• Exercise directions: Set each entry down verbatim, omitting images.

• Recorded data:

[start]

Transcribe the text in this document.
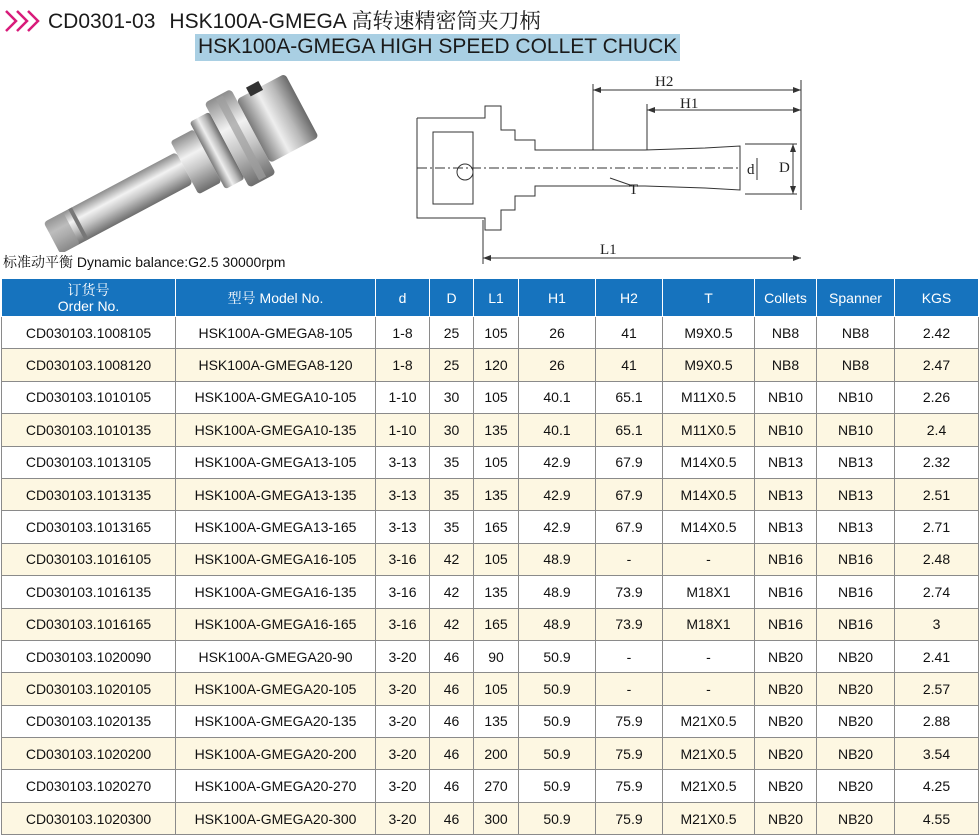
CD0301-03 HSK100A-GMEGA 高转速精密筒夹刀柄
HSK100A-GMEGA HIGH SPEED COLLET CHUCK
H2
H1
T
d D
L1
标准动平衡 Dynamic balance:G2.5 30000rpm
订货号
Order No.	型号 Model No.	d	D	L1	H1	H2	T	Collets	Spanner	KGS
CD030103.1008105	HSK100A-GMEGA8-105	1-8	25	105	26	41	M9X0.5	NB8	NB8	2.42
CD030103.1008120	HSK100A-GMEGA8-120	1-8	25	120	26	41	M9X0.5	NB8	NB8	2.47
CD030103.1010105	HSK100A-GMEGA10-105	1-10	30	105	40.1	65.1	M11X0.5	NB10	NB10	2.26
CD030103.1010135	HSK100A-GMEGA10-135	1-10	30	135	40.1	65.1	M11X0.5	NB10	NB10	2.4
CD030103.1013105	HSK100A-GMEGA13-105	3-13	35	105	42.9	67.9	M14X0.5	NB13	NB13	2.32
CD030103.1013135	HSK100A-GMEGA13-135	3-13	35	135	42.9	67.9	M14X0.5	NB13	NB13	2.51
CD030103.1013165	HSK100A-GMEGA13-165	3-13	35	165	42.9	67.9	M14X0.5	NB13	NB13	2.71
CD030103.1016105	HSK100A-GMEGA16-105	3-16	42	105	48.9	-	-	NB16	NB16	2.48
CD030103.1016135	HSK100A-GMEGA16-135	3-16	42	135	48.9	73.9	M18X1	NB16	NB16	2.74
CD030103.1016165	HSK100A-GMEGA16-165	3-16	42	165	48.9	73.9	M18X1	NB16	NB16	3
CD030103.1020090	HSK100A-GMEGA20-90	3-20	46	90	50.9	-	-	NB20	NB20	2.41
CD030103.1020105	HSK100A-GMEGA20-105	3-20	46	105	50.9	-	-	NB20	NB20	2.57
CD030103.1020135	HSK100A-GMEGA20-135	3-20	46	135	50.9	75.9	M21X0.5	NB20	NB20	2.88
CD030103.1020200	HSK100A-GMEGA20-200	3-20	46	200	50.9	75.9	M21X0.5	NB20	NB20	3.54
CD030103.1020270	HSK100A-GMEGA20-270	3-20	46	270	50.9	75.9	M21X0.5	NB20	NB20	4.25
CD030103.1020300	HSK100A-GMEGA20-300	3-20	46	300	50.9	75.9	M21X0.5	NB20	NB20	4.55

[end]

• Exercise answer:
Transcribe the text in this document.
CD0301-03 HSK100A-GMEGA 高转速精密筒夹刀柄
HSK100A-GMEGA HIGH SPEED COLLET CHUCK
H2
H1
T
d D
L1
标准动平衡 Dynamic balance:G2.5 30000rpm
订货号
Order No.	型号 Model No.	d	D	L1	H1	H2	T	Collets	Spanner	KGS
CD030103.1008105	HSK100A-GMEGA8-105	1-8	25	105	26	41	M9X0.5	NB8	NB8	2.42
CD030103.1008120	HSK100A-GMEGA8-120	1-8	25	120	26	41	M9X0.5	NB8	NB8	2.47
CD030103.1010105	HSK100A-GMEGA10-105	1-10	30	105	40.1	65.1	M11X0.5	NB10	NB10	2.26
CD030103.1010135	HSK100A-GMEGA10-135	1-10	30	135	40.1	65.1	M11X0.5	NB10	NB10	2.4
CD030103.1013105	HSK100A-GMEGA13-105	3-13	35	105	42.9	67.9	M14X0.5	NB13	NB13	2.32
CD030103.1013135	HSK100A-GMEGA13-135	3-13	35	135	42.9	67.9	M14X0.5	NB13	NB13	2.51
CD030103.1013165	HSK100A-GMEGA13-165	3-13	35	165	42.9	67.9	M14X0.5	NB13	NB13	2.71
CD030103.1016105	HSK100A-GMEGA16-105	3-16	42	105	48.9	-	-	NB16	NB16	2.48
CD030103.1016135	HSK100A-GMEGA16-135	3-16	42	135	48.9	73.9	M18X1	NB16	NB16	2.74
CD030103.1016165	HSK100A-GMEGA16-165	3-16	42	165	48.9	73.9	M18X1	NB16	NB16	3
CD030103.1020090	HSK100A-GMEGA20-90	3-20	46	90	50.9	-	-	NB20	NB20	2.41
CD030103.1020105	HSK100A-GMEGA20-105	3-20	46	105	50.9	-	-	NB20	NB20	2.57
CD030103.1020135	HSK100A-GMEGA20-135	3-20	46	135	50.9	75.9	M21X0.5	NB20	NB20	2.88
CD030103.1020200	HSK100A-GMEGA20-200	3-20	46	200	50.9	75.9	M21X0.5	NB20	NB20	3.54
CD030103.1020270	HSK100A-GMEGA20-270	3-20	46	270	50.9	75.9	M21X0.5	NB20	NB20	4.25
CD030103.1020300	HSK100A-GMEGA20-300	3-20	46	300	50.9	75.9	M21X0.5	NB20	NB20	4.55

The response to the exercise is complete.